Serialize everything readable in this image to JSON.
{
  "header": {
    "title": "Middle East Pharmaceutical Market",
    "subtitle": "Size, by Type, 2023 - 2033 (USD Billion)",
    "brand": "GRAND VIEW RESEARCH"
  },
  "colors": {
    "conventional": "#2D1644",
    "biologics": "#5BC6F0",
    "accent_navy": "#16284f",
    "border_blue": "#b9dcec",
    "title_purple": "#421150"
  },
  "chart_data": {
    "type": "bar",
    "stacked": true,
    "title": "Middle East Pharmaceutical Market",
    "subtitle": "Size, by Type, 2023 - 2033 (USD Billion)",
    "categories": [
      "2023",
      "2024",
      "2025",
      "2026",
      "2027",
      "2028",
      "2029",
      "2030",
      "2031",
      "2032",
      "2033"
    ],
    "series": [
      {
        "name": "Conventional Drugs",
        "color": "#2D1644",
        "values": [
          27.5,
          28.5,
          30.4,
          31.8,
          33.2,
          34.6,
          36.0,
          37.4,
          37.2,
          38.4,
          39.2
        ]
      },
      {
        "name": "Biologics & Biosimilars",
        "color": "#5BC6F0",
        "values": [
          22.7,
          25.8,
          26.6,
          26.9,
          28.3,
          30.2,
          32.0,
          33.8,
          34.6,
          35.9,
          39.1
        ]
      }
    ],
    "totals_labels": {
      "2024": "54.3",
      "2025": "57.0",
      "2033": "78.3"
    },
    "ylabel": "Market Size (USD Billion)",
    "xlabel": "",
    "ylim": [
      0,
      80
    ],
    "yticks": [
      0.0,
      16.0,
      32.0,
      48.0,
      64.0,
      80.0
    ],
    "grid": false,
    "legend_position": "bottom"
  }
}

TASK DIRECTIONS
Return the entries above exactly as they appear.

FULL OUTPUT
Serialize everything readable in this image to JSON.
{
  "header": {
    "title": "Middle East Pharmaceutical Market",
    "subtitle": "Size, by Type, 2023 - 2033 (USD Billion)",
    "brand": "GRAND VIEW RESEARCH"
  },
  "colors": {
    "conventional": "#2D1644",
    "biologics": "#5BC6F0",
    "accent_navy": "#16284f",
    "border_blue": "#b9dcec",
    "title_purple": "#421150"
  },
  "chart_data": {
    "type": "bar",
    "stacked": true,
    "title": "Middle East Pharmaceutical Market",
    "subtitle": "Size, by Type, 2023 - 2033 (USD Billion)",
    "categories": [
      "2023",
      "2024",
      "2025",
      "2026",
      "2027",
      "2028",
      "2029",
      "2030",
      "2031",
      "2032",
      "2033"
    ],
    "series": [
      {
        "name": "Conventional Drugs",
        "color": "#2D1644",
        "values": [
          27.5,
          28.5,
          30.4,
          31.8,
          33.2,
          34.6,
          36.0,
          37.4,
          37.2,
          38.4,
          39.2
        ]
      },
      {
        "name": "Biologics & Biosimilars",
        "color": "#5BC6F0",
        "values": [
          22.7,
          25.8,
          26.6,
          26.9,
          28.3,
          30.2,
          32.0,
          33.8,
          34.6,
          35.9,
          39.1
        ]
      }
    ],
    "totals_labels": {
      "2024": "54.3",
      "2025": "57.0",
      "2033": "78.3"
    },
    "ylabel": "Market Size (USD Billion)",
    "xlabel": "",
    "ylim": [
      0,
      80
    ],
    "yticks": [
      0.0,
      16.0,
      32.0,
      48.0,
      64.0,
      80.0
    ],
    "grid": false,
    "legend_position": "bottom"
  }
}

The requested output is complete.